**Work instructions**: Where a line contains the word "this", copy that line.

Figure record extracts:
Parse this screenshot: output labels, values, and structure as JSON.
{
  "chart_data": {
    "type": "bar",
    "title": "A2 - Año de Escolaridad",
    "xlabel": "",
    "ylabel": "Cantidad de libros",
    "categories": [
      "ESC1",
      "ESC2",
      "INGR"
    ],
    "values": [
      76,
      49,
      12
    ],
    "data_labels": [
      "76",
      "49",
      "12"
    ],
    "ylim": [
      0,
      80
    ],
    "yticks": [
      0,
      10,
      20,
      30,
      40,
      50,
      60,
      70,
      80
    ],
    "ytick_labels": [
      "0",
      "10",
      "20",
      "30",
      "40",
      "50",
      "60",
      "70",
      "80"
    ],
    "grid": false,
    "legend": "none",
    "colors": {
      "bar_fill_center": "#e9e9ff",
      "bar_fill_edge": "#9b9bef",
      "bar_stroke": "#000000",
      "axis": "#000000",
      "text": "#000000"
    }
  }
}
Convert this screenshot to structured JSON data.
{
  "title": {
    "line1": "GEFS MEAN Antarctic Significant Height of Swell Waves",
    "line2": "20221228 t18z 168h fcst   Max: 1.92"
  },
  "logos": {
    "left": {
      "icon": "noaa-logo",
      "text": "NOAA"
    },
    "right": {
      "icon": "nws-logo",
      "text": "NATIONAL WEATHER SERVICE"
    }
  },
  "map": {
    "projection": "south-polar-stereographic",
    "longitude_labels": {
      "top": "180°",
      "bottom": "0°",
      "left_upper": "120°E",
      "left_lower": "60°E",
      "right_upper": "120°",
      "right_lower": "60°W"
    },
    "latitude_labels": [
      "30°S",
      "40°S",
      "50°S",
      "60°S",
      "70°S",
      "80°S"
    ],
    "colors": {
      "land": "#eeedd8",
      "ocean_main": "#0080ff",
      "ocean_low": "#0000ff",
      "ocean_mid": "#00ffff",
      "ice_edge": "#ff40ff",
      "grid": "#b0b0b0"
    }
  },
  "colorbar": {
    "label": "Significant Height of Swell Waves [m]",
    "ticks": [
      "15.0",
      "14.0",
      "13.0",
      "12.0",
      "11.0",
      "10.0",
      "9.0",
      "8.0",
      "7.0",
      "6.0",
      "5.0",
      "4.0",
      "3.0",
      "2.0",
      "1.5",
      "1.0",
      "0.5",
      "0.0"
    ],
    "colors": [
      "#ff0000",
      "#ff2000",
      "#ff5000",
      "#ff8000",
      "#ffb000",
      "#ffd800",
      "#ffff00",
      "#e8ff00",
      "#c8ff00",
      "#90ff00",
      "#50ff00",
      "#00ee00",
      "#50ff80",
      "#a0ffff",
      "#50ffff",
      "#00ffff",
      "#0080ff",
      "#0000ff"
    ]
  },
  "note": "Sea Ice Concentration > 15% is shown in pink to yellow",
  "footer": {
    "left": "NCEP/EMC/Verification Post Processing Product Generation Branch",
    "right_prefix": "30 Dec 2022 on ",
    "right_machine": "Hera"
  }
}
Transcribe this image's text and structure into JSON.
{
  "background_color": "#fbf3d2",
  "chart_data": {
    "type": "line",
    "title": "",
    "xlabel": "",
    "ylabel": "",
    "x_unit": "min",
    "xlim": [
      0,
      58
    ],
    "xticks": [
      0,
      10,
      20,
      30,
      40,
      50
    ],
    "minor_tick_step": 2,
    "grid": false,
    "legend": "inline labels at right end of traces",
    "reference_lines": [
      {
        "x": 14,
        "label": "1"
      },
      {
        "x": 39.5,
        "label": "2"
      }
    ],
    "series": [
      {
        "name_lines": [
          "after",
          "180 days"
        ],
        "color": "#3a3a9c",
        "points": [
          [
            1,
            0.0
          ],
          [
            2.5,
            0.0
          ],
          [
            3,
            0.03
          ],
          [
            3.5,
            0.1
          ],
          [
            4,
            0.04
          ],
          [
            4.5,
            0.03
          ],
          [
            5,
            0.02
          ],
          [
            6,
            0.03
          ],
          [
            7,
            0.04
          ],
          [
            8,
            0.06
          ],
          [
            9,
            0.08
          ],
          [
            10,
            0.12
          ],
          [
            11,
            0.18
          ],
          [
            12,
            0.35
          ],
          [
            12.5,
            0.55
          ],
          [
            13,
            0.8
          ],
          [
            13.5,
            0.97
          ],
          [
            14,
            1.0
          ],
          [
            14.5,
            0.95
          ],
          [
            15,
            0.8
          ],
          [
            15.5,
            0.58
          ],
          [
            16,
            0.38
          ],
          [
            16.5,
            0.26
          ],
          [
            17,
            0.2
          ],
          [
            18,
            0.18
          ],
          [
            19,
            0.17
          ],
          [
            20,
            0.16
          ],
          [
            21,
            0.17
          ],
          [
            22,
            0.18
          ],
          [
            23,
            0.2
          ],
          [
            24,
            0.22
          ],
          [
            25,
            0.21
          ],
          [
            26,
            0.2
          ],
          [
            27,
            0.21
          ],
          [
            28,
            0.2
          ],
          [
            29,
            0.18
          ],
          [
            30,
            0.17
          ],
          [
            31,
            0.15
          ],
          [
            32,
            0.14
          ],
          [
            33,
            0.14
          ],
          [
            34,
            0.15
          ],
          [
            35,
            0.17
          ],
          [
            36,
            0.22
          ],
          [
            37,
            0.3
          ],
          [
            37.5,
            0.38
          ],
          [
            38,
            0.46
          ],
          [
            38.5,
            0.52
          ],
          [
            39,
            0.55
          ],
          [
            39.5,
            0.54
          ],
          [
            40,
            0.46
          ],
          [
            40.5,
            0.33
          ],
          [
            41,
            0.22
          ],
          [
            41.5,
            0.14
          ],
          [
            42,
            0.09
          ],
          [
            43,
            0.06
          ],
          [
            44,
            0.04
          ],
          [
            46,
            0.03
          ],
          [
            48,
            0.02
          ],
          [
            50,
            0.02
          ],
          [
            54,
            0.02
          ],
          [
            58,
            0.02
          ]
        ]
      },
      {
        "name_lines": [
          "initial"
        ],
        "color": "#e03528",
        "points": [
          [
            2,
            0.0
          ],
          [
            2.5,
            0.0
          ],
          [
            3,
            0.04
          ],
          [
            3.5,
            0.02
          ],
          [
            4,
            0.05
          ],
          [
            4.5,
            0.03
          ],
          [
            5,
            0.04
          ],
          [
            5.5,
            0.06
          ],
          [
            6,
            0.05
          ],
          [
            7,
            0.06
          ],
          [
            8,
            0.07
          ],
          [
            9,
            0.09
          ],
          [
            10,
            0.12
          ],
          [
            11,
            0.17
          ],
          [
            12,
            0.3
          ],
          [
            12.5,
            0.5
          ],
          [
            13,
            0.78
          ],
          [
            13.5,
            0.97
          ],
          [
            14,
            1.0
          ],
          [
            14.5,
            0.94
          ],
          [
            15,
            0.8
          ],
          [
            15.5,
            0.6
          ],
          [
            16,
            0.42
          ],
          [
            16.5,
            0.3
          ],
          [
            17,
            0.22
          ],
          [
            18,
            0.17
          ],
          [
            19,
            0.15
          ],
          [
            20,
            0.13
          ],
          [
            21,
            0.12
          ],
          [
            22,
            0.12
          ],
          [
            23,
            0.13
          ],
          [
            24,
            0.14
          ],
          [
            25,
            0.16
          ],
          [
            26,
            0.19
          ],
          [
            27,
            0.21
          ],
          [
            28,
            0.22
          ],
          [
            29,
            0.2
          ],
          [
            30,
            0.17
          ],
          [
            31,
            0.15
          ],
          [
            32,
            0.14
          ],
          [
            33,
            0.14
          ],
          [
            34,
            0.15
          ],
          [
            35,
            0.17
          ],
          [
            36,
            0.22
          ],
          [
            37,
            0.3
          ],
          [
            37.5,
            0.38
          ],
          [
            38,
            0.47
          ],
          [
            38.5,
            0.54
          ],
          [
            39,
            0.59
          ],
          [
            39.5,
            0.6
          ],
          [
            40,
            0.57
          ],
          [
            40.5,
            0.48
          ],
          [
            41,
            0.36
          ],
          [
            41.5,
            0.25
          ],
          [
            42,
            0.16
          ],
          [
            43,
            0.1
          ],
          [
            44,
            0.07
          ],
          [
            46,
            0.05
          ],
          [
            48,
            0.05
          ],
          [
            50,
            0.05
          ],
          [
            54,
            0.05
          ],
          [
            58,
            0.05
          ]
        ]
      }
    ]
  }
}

**Answer to the problem**:
Parse this screenshot: output labels, values, and structure as JSON.
Convert this screenshot to structured JSON data.
Transcribe this image's text and structure into JSON.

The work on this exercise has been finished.